SET TASK – Swap every "Rp token" in these lines for "IDR token" and reproduce them with nothing else changed.

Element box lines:
==============================
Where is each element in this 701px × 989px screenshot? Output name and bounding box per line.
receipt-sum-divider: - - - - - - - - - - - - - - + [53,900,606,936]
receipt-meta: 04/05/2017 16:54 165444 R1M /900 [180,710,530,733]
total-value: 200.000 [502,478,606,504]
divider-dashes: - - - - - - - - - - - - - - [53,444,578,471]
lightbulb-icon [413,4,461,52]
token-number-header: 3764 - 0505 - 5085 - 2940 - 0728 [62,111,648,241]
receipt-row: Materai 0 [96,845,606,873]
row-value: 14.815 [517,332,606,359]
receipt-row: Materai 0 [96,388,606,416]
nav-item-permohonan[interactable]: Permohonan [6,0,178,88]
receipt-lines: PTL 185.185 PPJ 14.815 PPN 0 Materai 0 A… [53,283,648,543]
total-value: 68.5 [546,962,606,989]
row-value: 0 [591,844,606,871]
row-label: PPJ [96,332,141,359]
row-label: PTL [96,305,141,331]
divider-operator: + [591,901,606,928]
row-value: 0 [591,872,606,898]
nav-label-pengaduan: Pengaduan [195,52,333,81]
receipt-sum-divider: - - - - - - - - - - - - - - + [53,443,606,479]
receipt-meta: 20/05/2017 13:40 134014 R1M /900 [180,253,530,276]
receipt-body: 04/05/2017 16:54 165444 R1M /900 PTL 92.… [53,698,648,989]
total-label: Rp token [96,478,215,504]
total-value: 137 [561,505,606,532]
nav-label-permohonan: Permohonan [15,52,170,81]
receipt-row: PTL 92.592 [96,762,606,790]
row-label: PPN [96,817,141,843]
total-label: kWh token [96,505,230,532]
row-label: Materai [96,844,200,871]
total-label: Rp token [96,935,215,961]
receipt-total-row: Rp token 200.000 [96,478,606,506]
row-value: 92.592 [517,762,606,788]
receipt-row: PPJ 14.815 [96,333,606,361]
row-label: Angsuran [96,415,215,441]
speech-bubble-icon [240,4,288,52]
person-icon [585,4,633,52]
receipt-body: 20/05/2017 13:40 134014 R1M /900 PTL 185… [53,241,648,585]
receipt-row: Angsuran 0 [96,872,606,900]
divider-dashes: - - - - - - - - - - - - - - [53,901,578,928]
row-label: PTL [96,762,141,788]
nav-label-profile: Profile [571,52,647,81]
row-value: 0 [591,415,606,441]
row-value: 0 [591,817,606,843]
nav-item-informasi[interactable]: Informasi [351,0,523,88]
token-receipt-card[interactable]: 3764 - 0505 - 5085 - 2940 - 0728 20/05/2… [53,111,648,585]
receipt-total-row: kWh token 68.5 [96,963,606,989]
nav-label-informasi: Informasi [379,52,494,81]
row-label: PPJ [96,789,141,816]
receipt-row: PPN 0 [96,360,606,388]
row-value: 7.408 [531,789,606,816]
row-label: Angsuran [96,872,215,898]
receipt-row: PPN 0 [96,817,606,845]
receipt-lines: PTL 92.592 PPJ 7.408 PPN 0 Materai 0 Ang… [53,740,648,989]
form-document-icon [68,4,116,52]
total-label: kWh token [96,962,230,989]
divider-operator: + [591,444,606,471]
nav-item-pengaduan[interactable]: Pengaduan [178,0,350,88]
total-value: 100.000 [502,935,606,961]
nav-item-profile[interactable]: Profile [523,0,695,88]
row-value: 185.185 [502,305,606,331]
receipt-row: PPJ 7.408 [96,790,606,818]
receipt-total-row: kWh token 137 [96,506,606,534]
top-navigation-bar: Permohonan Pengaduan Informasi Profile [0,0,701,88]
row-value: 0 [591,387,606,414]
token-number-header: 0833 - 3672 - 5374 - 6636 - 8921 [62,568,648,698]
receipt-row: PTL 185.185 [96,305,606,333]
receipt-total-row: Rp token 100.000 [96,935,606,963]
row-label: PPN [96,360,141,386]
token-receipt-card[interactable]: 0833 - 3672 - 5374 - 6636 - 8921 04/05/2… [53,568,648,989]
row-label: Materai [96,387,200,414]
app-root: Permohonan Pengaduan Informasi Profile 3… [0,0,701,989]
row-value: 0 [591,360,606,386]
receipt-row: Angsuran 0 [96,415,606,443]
==============================
ANSWER TO THE TASK –
Where is each element in this 701px × 989px screenshot? Output name and bounding box per line.
receipt-sum-divider: - - - - - - - - - - - - - - + [53,900,606,936]
receipt-meta: 04/05/2017 16:54 165444 R1M /900 [180,710,530,733]
total-value: 200.000 [502,478,606,504]
divider-dashes: - - - - - - - - - - - - - - [53,444,578,471]
lightbulb-icon [413,4,461,52]
token-number-header: 3764 - 0505 - 5085 - 2940 - 0728 [62,111,648,241]
receipt-row: Materai 0 [96,845,606,873]
row-value: 14.815 [517,332,606,359]
receipt-row: Materai 0 [96,388,606,416]
nav-item-permohonan[interactable]: Permohonan [6,0,178,88]
receipt-lines: PTL 185.185 PPJ 14.815 PPN 0 Materai 0 A… [53,283,648,543]
total-value: 68.5 [546,962,606,989]
row-value: 0 [591,844,606,871]
row-label: PPJ [96,332,141,359]
row-label: PTL [96,305,141,331]
divider-operator: + [591,901,606,928]
row-value: 0 [591,872,606,898]
nav-label-pengaduan: Pengaduan [195,52,333,81]
receipt-sum-divider: - - - - - - - - - - - - - - + [53,443,606,479]
receipt-meta: 20/05/2017 13:40 134014 R1M /900 [180,253,530,276]
receipt-body: 04/05/2017 16:54 165444 R1M /900 PTL 92.… [53,698,648,989]
total-label: IDR token [96,478,215,504]
total-value: 137 [561,505,606,532]
nav-label-permohonan: Permohonan [15,52,170,81]
receipt-row: PTL 92.592 [96,762,606,790]
row-label: PPN [96,817,141,843]
total-label: kWh token [96,505,230,532]
row-label: Materai [96,844,200,871]
total-label: IDR token [96,935,215,961]
receipt-total-row: IDR token 200.000 [96,478,606,506]
row-value: 92.592 [517,762,606,788]
receipt-row: PPJ 14.815 [96,333,606,361]
row-label: Angsuran [96,415,215,441]
speech-bubble-icon [240,4,288,52]
person-icon [585,4,633,52]
receipt-body: 20/05/2017 13:40 134014 R1M /900 PTL 185… [53,241,648,585]
receipt-row: Angsuran 0 [96,872,606,900]
divider-dashes: - - - - - - - - - - - - - - [53,901,578,928]
row-label: PTL [96,762,141,788]
nav-label-profile: Profile [571,52,647,81]
row-value: 0 [591,415,606,441]
row-value: 0 [591,817,606,843]
nav-item-informasi[interactable]: Informasi [351,0,523,88]
token-receipt-card[interactable]: 3764 - 0505 - 5085 - 2940 - 0728 20/05/2… [53,111,648,585]
receipt-total-row: kWh token 68.5 [96,963,606,989]
nav-label-informasi: Informasi [379,52,494,81]
row-label: PPJ [96,789,141,816]
receipt-row: PPN 0 [96,360,606,388]
row-value: 7.408 [531,789,606,816]
row-label: Angsuran [96,872,215,898]
receipt-row: PPN 0 [96,817,606,845]
receipt-lines: PTL 92.592 PPJ 7.408 PPN 0 Materai 0 Ang… [53,740,648,989]
form-document-icon [68,4,116,52]
total-label: kWh token [96,962,230,989]
divider-operator: + [591,444,606,471]
nav-item-pengaduan[interactable]: Pengaduan [178,0,350,88]
total-value: 100.000 [502,935,606,961]
nav-item-profile[interactable]: Profile [523,0,695,88]
row-value: 185.185 [502,305,606,331]
receipt-row: PPJ 7.408 [96,790,606,818]
receipt-total-row: kWh token 137 [96,506,606,534]
top-navigation-bar: Permohonan Pengaduan Informasi Profile [0,0,701,88]
row-value: 0 [591,387,606,414]
token-number-header: 0833 - 3672 - 5374 - 6636 - 8921 [62,568,648,698]
receipt-row: PTL 185.185 [96,305,606,333]
receipt-total-row: IDR token 100.000 [96,935,606,963]
row-label: PPN [96,360,141,386]
token-receipt-card[interactable]: 0833 - 3672 - 5374 - 6636 - 8921 04/05/2… [53,568,648,989]
row-label: Materai [96,387,200,414]
app-root: Permohonan Pengaduan Informasi Profile 3… [0,0,701,989]
row-value: 0 [591,360,606,386]
receipt-row: Angsuran 0 [96,415,606,443]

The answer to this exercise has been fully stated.